▸ **Your goal**
Give a verbatim copy of the lines below, minus the pictures.

▸ **Entries provided**

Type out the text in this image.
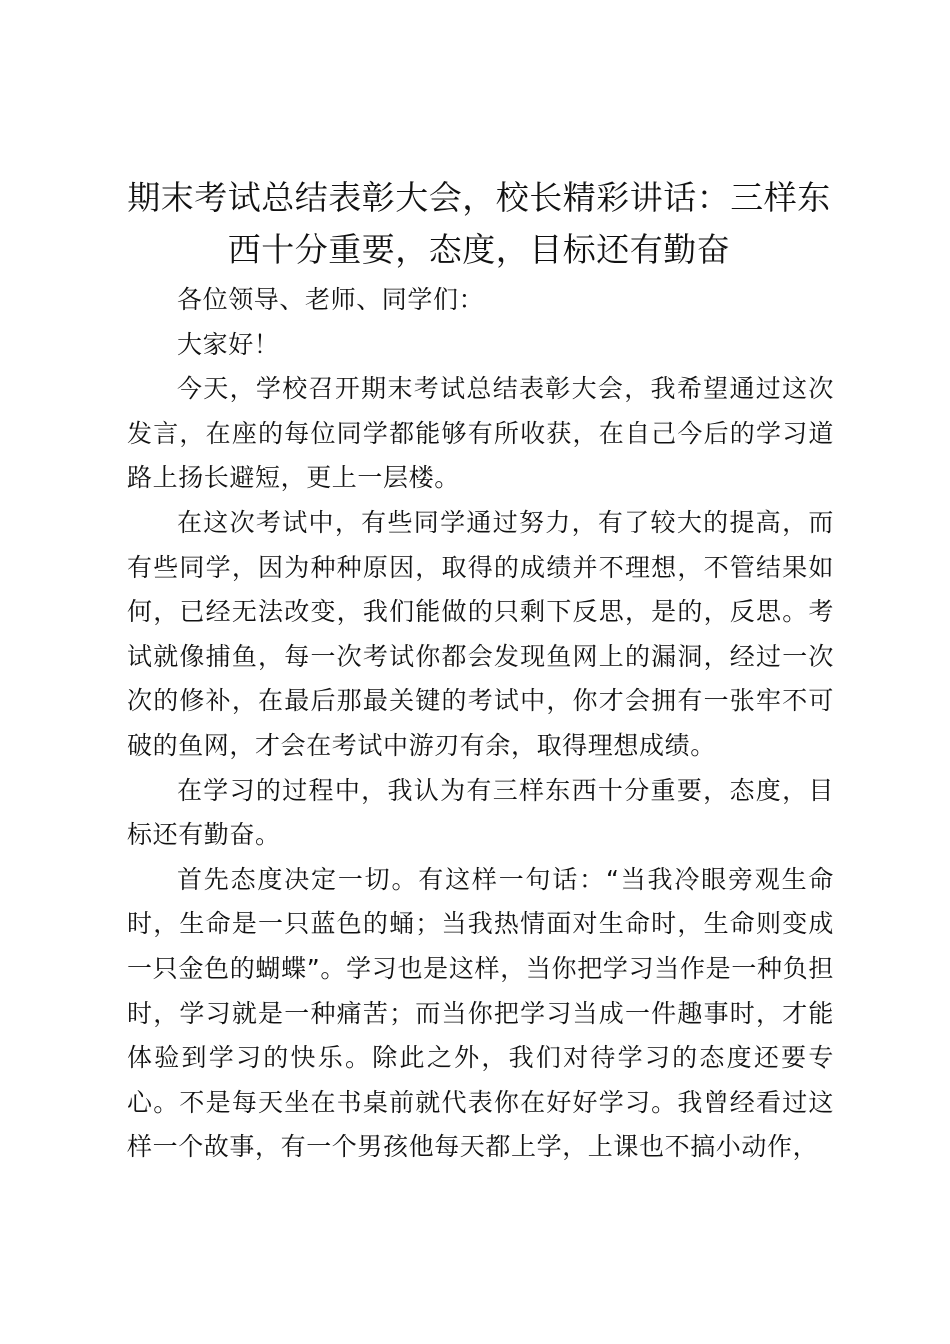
期末考试总结表彰大会，校长精彩讲话：三样东西十分重要，态度，目标还有勤奋

各位领导、老师、同学们：

大家好！

今天，学校召开期末考试总结表彰大会，我希望通过这次发言，在座的每位同学都能够有所收获，在自己今后的学习道路上扬长避短，更上一层楼。

在这次考试中，有些同学通过努力，有了较大的提高，而有些同学，因为种种原因，取得的成绩并不理想，不管结果如何，已经无法改变，我们能做的只剩下反思，是的，反思。考试就像捕鱼，每一次考试你都会发现鱼网上的漏洞，经过一次次的修补，在最后那最关键的考试中，你才会拥有一张牢不可破的鱼网，才会在考试中游刃有余，取得理想成绩。

在学习的过程中，我认为有三样东西十分重要，态度，目标还有勤奋。

首先态度决定一切。有这样一句话：“当我冷眼旁观生命时，生命是一只蓝色的蛹；当我热情面对生命时，生命则变成一只金色的蝴蝶”。学习也是这样，当你把学习当作是一种负担时，学习就是一种痛苦；而当你把学习当成一件趣事时，才能体验到学习的快乐。除此之外，我们对待学习的态度还要专心。不是每天坐在书桌前就代表你在好好学习。我曾经看过这样一个故事，有一个男孩他每天都上学，上课也不搞小动作，
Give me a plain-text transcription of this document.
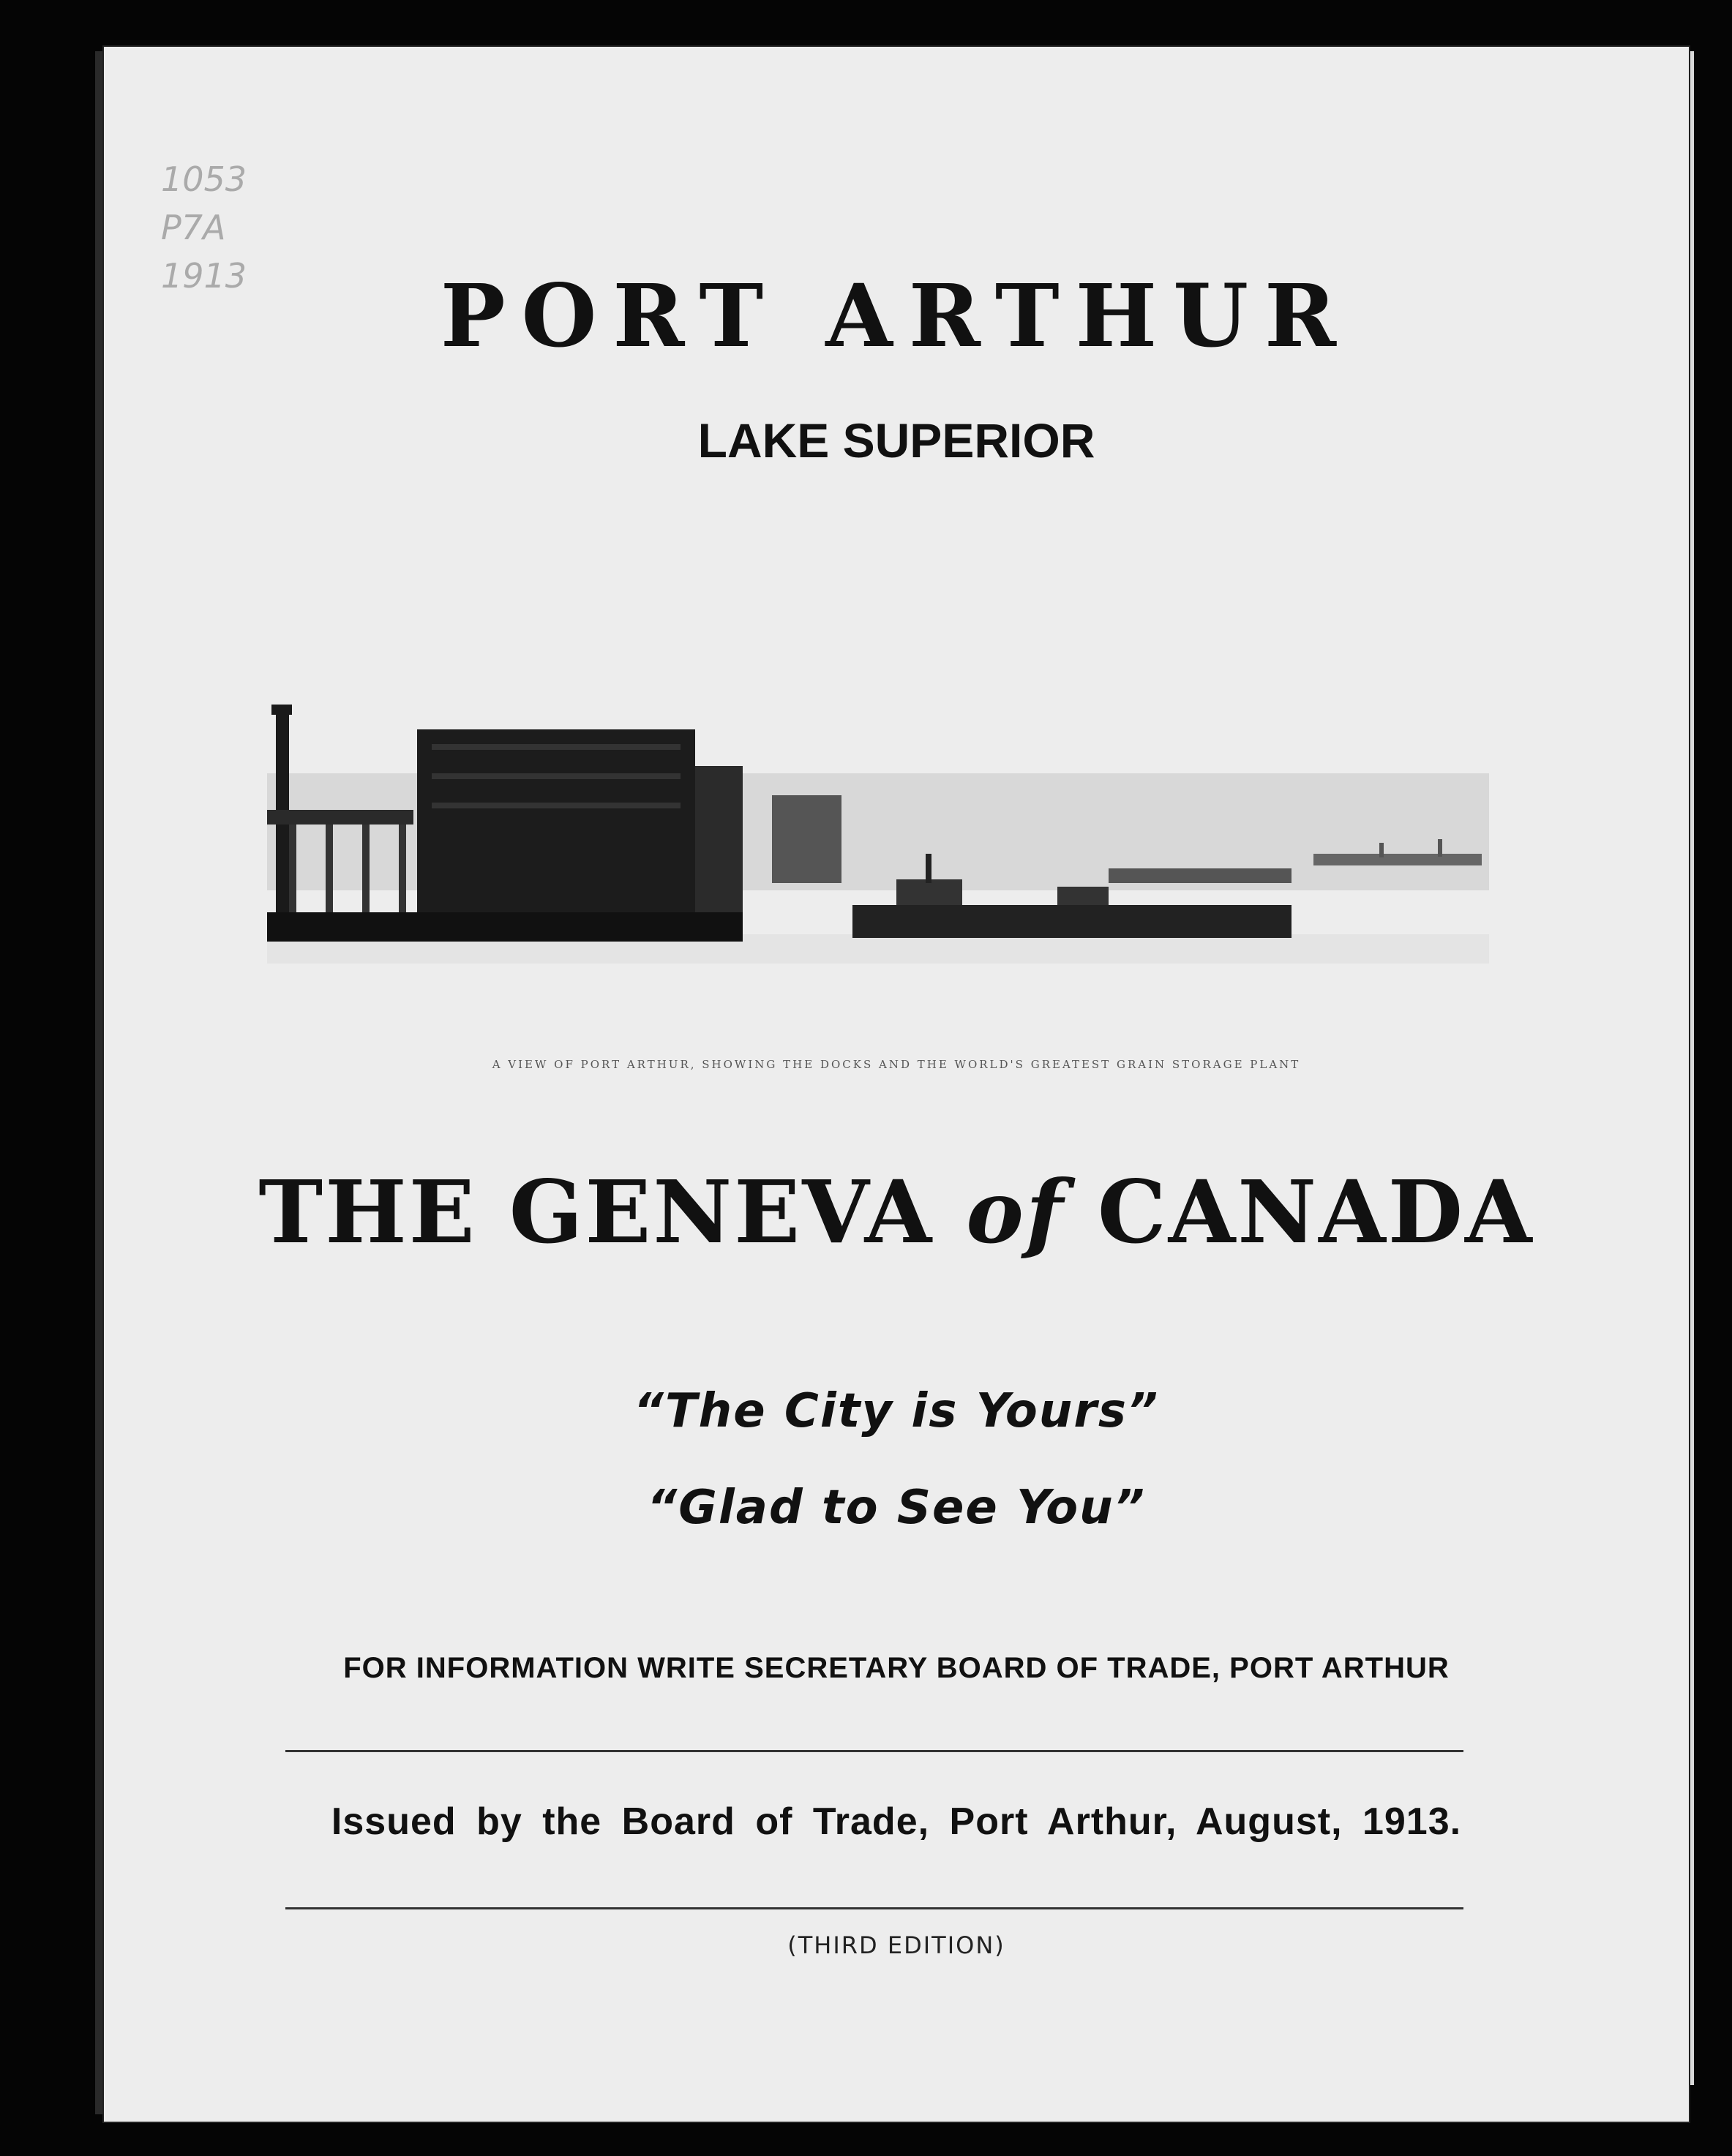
1053
P7A
1913	PORT ARTHUR
LAKE SUPERIOR
A VIEW OF PORT ARTHUR, SHOWING THE DOCKS AND THE WORLD'S GREATEST GRAIN STORAGE PLANT
THE GENEVA of CANADA
“The City is Yours”
“Glad to See You”
FOR INFORMATION WRITE SECRETARY BOARD OF TRADE, PORT ARTHUR
Issued by the Board of Trade, Port Arthur, August, 1913.
(THIRD EDITION)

▸ **Answer to this task**
Type out the text in this image.
期末考试总结表彰大会，校长精彩讲话：三样东西十分重要，态度，目标还有勤奋

各位领导、老师、同学们：

大家好！

今天，学校召开期末考试总结表彰大会，我希望通过这次发言，在座的每位同学都能够有所收获，在自己今后的学习道路上扬长避短，更上一层楼。

在这次考试中，有些同学通过努力，有了较大的提高，而有些同学，因为种种原因，取得的成绩并不理想，不管结果如何，已经无法改变，我们能做的只剩下反思，是的，反思。考试就像捕鱼，每一次考试你都会发现鱼网上的漏洞，经过一次次的修补，在最后那最关键的考试中，你才会拥有一张牢不可破的鱼网，才会在考试中游刃有余，取得理想成绩。

在学习的过程中，我认为有三样东西十分重要，态度，目标还有勤奋。

首先态度决定一切。有这样一句话：“当我冷眼旁观生命时，生命是一只蓝色的蛹；当我热情面对生命时，生命则变成一只金色的蝴蝶”。学习也是这样，当你把学习当作是一种负担时，学习就是一种痛苦；而当你把学习当成一件趣事时，才能体验到学习的快乐。除此之外，我们对待学习的态度还要专心。不是每天坐在书桌前就代表你在好好学习。我曾经看过这样一个故事，有一个男孩他每天都上学，上课也不搞小动作，
Give me a plain-text transcription of this document.
1053
P7A
1913	PORT ARTHUR
LAKE SUPERIOR
A VIEW OF PORT ARTHUR, SHOWING THE DOCKS AND THE WORLD'S GREATEST GRAIN STORAGE PLANT
THE GENEVA of CANADA
“The City is Yours”
“Glad to See You”
FOR INFORMATION WRITE SECRETARY BOARD OF TRADE, PORT ARTHUR
Issued by the Board of Trade, Port Arthur, August, 1913.
(THIRD EDITION)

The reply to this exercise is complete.